● **Written request**
Across the data below, how many lines hold "Common"? Answer with that number and nothing else.

----- Records

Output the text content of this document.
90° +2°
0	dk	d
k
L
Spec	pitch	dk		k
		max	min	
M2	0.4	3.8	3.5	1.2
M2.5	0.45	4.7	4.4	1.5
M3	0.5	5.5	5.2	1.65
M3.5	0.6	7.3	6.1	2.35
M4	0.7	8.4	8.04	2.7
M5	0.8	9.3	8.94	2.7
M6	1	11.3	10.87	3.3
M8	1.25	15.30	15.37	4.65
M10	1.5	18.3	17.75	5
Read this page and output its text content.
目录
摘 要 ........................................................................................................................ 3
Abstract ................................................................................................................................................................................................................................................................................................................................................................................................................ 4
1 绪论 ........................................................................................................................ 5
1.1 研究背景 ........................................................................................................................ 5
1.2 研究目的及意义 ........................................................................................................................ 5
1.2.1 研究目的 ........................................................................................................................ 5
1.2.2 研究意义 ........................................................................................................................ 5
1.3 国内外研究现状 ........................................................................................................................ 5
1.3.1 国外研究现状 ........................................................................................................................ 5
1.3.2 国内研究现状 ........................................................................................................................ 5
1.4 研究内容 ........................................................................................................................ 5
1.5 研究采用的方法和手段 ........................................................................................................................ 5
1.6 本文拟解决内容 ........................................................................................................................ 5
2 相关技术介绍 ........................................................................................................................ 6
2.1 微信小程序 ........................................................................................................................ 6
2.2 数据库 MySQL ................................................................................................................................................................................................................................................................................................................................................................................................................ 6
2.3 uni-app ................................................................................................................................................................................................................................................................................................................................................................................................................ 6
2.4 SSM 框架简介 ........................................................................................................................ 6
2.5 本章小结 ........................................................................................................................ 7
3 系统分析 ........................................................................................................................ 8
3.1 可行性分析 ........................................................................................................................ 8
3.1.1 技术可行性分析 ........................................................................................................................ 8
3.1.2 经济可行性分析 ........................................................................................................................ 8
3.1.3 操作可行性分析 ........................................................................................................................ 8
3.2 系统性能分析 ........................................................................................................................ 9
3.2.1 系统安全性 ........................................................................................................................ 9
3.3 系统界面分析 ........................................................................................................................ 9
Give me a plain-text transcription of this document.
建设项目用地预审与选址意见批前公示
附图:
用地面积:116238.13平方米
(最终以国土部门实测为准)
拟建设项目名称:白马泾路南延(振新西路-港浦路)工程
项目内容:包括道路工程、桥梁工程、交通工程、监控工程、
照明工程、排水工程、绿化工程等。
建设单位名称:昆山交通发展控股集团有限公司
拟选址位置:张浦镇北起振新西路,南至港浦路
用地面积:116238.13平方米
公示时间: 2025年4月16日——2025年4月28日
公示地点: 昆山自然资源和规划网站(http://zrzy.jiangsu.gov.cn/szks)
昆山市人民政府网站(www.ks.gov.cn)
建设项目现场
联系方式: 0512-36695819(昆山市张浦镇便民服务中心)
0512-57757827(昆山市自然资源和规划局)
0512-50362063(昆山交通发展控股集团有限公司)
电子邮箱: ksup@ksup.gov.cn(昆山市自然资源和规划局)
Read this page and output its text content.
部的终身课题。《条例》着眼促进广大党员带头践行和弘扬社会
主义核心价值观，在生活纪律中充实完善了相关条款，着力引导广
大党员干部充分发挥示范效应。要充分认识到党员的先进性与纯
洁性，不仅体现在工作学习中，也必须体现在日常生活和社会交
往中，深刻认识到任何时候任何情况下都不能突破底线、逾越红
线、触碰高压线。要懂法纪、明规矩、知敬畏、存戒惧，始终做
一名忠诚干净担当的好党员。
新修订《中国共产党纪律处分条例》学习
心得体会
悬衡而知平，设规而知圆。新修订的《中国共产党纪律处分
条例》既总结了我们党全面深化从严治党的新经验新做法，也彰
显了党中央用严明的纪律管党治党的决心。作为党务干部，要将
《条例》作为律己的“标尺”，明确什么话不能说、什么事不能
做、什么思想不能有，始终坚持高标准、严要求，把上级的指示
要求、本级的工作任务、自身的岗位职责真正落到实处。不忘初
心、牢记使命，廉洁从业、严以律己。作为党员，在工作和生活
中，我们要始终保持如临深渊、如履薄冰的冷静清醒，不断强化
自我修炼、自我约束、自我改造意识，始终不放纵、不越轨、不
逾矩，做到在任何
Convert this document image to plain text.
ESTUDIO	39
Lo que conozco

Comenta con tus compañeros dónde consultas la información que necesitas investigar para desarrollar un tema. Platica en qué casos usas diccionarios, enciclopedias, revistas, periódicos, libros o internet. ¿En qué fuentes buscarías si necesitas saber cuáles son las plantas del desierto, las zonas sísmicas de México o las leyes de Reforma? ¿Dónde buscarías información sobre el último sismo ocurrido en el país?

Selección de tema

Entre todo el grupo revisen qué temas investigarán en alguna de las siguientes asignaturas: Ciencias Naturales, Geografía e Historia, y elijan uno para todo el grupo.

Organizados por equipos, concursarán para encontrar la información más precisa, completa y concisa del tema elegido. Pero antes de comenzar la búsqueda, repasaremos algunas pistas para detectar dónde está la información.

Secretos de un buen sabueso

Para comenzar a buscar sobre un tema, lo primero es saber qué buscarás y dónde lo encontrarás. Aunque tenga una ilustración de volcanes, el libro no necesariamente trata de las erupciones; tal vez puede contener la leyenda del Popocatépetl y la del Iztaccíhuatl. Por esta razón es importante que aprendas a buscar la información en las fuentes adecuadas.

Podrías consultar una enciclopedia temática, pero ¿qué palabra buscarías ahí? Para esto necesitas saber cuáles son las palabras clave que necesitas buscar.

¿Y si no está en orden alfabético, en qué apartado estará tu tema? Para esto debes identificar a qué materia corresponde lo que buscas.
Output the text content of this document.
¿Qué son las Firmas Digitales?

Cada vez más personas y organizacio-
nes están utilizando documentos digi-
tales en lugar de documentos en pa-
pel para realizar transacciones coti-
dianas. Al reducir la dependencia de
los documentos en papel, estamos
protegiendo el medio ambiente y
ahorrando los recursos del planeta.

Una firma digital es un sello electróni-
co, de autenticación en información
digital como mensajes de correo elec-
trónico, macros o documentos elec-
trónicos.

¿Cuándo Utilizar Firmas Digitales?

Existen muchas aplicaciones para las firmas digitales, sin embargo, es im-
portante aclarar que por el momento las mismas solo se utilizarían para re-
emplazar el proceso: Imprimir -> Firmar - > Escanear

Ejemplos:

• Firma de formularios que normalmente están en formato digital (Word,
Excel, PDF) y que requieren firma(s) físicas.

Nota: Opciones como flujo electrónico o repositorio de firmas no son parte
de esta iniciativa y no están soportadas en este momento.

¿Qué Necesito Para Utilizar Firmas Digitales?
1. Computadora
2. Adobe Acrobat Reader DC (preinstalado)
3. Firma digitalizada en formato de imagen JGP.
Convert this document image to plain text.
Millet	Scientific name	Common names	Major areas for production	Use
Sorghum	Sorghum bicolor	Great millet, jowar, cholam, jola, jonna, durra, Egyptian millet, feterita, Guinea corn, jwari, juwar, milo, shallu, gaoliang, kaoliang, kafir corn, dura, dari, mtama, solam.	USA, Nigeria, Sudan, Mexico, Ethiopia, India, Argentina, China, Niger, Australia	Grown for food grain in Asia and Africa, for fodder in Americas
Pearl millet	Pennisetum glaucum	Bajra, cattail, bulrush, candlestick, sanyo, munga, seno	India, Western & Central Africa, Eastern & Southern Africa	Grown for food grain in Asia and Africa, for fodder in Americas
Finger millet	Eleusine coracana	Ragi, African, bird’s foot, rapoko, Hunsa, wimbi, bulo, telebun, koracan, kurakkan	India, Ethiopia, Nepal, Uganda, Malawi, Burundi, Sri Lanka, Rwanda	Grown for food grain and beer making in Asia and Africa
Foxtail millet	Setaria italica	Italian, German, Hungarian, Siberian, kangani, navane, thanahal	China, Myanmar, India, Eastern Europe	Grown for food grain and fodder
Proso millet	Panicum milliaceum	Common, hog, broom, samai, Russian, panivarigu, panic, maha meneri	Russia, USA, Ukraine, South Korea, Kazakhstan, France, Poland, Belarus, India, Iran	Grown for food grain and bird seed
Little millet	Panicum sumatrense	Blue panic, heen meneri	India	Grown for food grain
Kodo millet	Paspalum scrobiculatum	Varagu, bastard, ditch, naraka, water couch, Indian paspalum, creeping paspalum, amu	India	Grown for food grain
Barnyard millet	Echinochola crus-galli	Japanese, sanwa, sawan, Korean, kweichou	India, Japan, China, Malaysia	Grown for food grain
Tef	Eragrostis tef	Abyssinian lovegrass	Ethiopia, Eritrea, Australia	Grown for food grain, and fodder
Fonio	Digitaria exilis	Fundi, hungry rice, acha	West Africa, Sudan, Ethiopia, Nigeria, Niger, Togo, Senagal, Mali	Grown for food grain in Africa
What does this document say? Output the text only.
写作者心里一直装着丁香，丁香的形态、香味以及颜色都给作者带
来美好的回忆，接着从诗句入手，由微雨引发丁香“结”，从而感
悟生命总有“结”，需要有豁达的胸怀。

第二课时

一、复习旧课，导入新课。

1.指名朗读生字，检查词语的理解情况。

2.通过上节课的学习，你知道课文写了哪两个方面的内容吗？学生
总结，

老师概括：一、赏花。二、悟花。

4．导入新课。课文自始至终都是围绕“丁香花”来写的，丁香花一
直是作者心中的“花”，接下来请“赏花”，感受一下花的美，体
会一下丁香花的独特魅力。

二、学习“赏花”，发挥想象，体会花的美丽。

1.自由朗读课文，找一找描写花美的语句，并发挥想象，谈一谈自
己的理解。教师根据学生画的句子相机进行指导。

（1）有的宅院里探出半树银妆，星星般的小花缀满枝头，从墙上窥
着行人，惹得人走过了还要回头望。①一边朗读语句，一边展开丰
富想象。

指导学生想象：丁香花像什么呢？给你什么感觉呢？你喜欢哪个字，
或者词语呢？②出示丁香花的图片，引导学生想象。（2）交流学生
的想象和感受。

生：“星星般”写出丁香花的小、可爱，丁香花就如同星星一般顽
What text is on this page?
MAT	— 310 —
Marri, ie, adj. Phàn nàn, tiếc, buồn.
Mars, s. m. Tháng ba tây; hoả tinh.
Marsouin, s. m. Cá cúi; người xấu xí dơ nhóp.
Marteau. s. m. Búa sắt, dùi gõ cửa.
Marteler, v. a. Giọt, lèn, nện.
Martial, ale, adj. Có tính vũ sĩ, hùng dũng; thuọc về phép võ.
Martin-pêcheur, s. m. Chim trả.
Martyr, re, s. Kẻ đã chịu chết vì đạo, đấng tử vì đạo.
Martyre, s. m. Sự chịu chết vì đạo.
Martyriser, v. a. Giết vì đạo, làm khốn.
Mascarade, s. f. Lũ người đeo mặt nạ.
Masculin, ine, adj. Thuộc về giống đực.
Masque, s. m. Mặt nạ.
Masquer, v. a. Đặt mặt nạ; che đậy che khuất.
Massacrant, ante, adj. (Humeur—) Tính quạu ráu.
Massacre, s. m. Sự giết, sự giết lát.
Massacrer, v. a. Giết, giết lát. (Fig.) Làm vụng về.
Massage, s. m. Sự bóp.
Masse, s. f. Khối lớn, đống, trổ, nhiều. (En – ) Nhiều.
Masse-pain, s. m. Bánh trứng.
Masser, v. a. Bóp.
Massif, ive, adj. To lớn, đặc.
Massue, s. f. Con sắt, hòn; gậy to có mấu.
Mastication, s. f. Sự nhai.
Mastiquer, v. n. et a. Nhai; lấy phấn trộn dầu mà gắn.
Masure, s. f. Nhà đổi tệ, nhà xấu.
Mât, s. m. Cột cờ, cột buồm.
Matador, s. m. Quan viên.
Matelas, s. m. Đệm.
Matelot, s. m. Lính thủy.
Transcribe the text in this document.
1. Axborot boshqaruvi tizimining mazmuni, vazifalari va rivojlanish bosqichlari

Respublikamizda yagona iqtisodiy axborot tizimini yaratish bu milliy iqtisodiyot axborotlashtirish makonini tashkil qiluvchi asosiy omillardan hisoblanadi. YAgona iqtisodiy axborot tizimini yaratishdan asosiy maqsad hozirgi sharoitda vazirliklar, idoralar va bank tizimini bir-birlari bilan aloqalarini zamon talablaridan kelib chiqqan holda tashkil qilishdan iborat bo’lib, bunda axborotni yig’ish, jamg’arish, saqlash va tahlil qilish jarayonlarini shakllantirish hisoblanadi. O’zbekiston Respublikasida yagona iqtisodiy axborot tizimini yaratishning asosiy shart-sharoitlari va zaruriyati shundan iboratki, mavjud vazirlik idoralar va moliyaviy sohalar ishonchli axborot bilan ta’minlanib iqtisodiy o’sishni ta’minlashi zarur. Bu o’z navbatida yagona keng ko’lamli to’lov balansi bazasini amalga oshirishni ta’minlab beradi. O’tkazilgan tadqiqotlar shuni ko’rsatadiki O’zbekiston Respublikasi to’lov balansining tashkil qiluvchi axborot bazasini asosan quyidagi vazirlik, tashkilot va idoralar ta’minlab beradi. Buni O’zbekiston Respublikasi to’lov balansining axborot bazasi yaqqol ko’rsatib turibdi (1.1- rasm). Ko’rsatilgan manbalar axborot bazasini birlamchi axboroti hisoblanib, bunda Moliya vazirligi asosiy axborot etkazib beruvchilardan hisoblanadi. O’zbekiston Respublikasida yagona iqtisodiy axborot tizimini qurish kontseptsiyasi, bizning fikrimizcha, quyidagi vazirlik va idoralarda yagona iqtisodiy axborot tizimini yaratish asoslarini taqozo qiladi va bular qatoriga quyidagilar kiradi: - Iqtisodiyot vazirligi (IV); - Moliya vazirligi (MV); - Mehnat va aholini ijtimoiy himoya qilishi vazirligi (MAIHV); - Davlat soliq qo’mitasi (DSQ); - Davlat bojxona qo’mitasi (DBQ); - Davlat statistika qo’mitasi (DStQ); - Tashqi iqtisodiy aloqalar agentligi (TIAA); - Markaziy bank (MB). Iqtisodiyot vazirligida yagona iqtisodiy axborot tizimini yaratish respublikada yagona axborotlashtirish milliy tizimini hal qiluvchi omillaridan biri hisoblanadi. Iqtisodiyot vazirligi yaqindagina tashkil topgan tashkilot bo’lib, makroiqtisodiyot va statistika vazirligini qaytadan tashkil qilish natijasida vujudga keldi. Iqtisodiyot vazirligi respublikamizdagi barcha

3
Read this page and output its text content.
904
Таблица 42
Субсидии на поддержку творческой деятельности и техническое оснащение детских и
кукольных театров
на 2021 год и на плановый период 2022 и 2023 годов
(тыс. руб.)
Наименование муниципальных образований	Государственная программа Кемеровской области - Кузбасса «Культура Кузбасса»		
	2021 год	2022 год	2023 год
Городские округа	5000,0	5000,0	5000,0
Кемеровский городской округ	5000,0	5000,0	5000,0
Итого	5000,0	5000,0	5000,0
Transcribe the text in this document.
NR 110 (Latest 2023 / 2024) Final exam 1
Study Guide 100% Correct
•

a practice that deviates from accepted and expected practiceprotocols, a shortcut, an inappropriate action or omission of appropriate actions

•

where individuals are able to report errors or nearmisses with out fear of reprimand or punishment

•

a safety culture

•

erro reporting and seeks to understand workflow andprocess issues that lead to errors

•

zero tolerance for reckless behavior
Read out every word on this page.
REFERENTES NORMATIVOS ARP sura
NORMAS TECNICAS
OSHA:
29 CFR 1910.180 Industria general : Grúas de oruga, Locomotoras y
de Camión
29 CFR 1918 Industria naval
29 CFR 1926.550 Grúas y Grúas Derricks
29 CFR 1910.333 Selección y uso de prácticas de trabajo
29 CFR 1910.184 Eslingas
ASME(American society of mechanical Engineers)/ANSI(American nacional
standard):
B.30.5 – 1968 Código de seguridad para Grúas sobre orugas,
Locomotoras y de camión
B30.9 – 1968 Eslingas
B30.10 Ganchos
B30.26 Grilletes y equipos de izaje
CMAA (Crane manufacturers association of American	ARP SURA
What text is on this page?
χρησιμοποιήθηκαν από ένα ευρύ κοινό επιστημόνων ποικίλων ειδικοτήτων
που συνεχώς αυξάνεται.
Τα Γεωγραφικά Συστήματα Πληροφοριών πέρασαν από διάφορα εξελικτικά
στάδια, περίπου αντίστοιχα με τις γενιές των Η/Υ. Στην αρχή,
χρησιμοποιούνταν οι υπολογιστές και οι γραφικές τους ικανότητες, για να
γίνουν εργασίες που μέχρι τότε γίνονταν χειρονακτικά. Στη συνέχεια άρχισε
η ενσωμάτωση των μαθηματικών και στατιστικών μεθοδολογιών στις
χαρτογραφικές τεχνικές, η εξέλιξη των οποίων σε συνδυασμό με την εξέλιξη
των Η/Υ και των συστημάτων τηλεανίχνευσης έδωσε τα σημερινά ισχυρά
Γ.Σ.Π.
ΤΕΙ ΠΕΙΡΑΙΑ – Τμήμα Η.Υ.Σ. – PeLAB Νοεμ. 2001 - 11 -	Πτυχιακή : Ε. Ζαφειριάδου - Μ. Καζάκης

----------

● **Result for this task**
2